## Prezentowany tekst
○ ○ ○ ○
# [SOLVED] Restart xorg (xdm) kończy się zawieszeniem systemu

## rampage7

Witam. Błąd ów zaczyna doprowadzadź mnie do szału. Siedzę nad tym ustrojstwen drugi dzień i wyczerpałem wszelkie pomysły.

Wszystko zaczęło się od komputera typu Mediacenter, który to łapał zwiechę przy wyłączaniu XBMC. Całość wykombinowałems sobie tak, że XBMC odpalany jest przy starcie poprzez Slim i automatyczne zalogowanie użytkownika. XBMC startuje z poziomu ~/.xinitrc. Zacząłem szukać co jest grane i doszedłem do punktu, w którym stwierdziłem, że identyczną zwiechę łapię przy zalogowaniu do Fluxboxa i wybraniu z menu exit - wtedy teoretycznie powiniem na nowo zastać ekran Slim. Potem stwierdziłem, że dokładnie taka sama twarda zwiecha dzieje się przy zwyczajnym restarcie xdm. Tesotwałem to już z dwiema wersjami sterowników nvidii (najnowszą w portage (180 ileś tam) i najnowszą w ogóle (185 ileś tam  :Wink:  ), jak również dwoma wersjami xorg-servera - 1.5 i 1.6 i ponadto dwoma różnymi wersjami kernela - 2.6.28 i 2.6.30. Objawy dokładnie identyczne. Z samej zwiechy logów wydobyć się nie da, poniważ ich nie ma - przed chwilą odpaliłem 3 konsole przez ssh, na dwóch odpalając śledzenie przez tail -f dmesq oraz Xorg.0.log a na trzeciej zrobiłem /etc/init.d/xdm restart. W logach nie przybyło nawet linijki, wszystkie 3 sesje zawieszone a komputer trzeba twarto zrestartować.

Co ciekawe, podobne objawy ma mój laptop z nvidią na pokładzie. Nie był aktualizowany od lilku tygodni, jedynie sterownik nvidii ma najnowszy z serii 185, kernel 2.6.29-gentoo-r5 oraz xorg-server-1.5.3-r6. Tutaj po wyjściu z KDM do konsoli i wydaniu polecenia xdm restart, zostaje migający kursor w lewym górnym rogu ekranu. Można tak próbować do skutku restartować, czasami pojawia się na chwilę logo nvidia, czasami czarny ekran przez kilka sekund - różnie bywa. Jedno jest pewne - musi się skończyć rebootem, jednak w tym wypadku soft, ponieważ można przejść do konsoli.
○ ○ ○ ○
## Dostarczone dane
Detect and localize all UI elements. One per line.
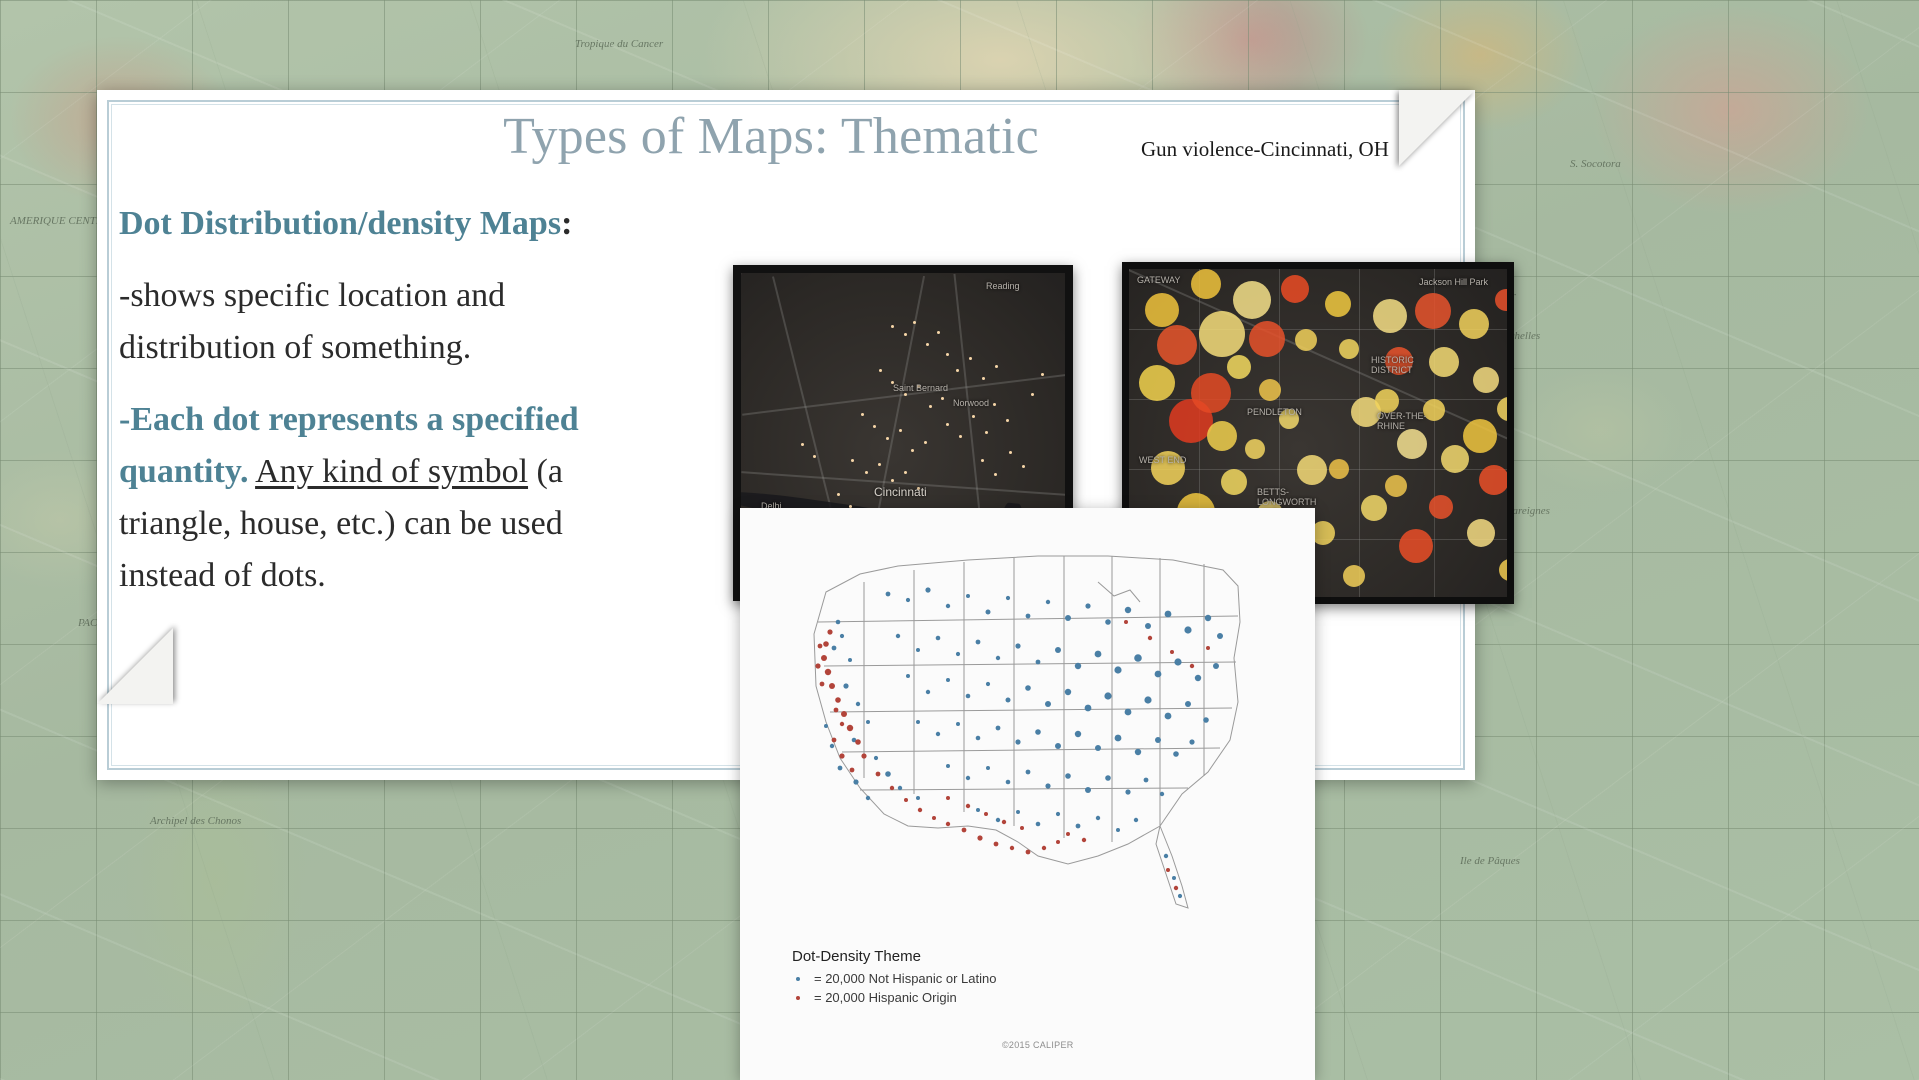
○ ○ ○ ○
## Treść poleceń
1. Odpowiedz na podstawie wątku o zawieszaniu się systemu przy restarcie xorg:
(a) Z jakiego pliku startuje XBMC?
(b) Jakie dwie wersje kernela przetestowano na komputerze typu Mediacenter?
(c) Co zostaje na ekranie laptopa po wyjściu z KDM do konsoli i wydaniu polecenia xdm restart?
2. Przepisz dokładnie fragment wątku o zawieszaniu się systemu przy restarcie xorg, od słów „Co ciekawe, podobne” do słów „przejść do konsoli.” włącznie.
Listing nie ma tu żadnego znaczenia.

## Oczekiwane odpowiedzi
1.
(a) Z pliku ~/.xinitrc.
(b) 2.6.28 i 2.6.30.
(c) Migający kursor w lewym górnym rogu ekranu.

2.
Co ciekawe, podobne objawy ma mój laptop z nvidią na pokładzie. Nie był aktualizowany od lilku tygodni, jedynie sterownik nvidii ma najnowszy z serii 185, kernel 2.6.29-gentoo-r5 oraz xorg-server-1.5.3-r6. Tutaj po wyjściu z KDM do konsoli i wydaniu polecenia xdm restart, zostaje migający kursor w lewym górnym rogu ekranu. Można tak próbować do skutku restartować, czasami pojawia się na chwilę logo nvidia, czasami czarny ekran przez kilka sekund - różnie bywa. Jedno jest pewne - musi się skończyć rebootem, jednak w tym wypadku soft, ponieważ można przejść do konsoli.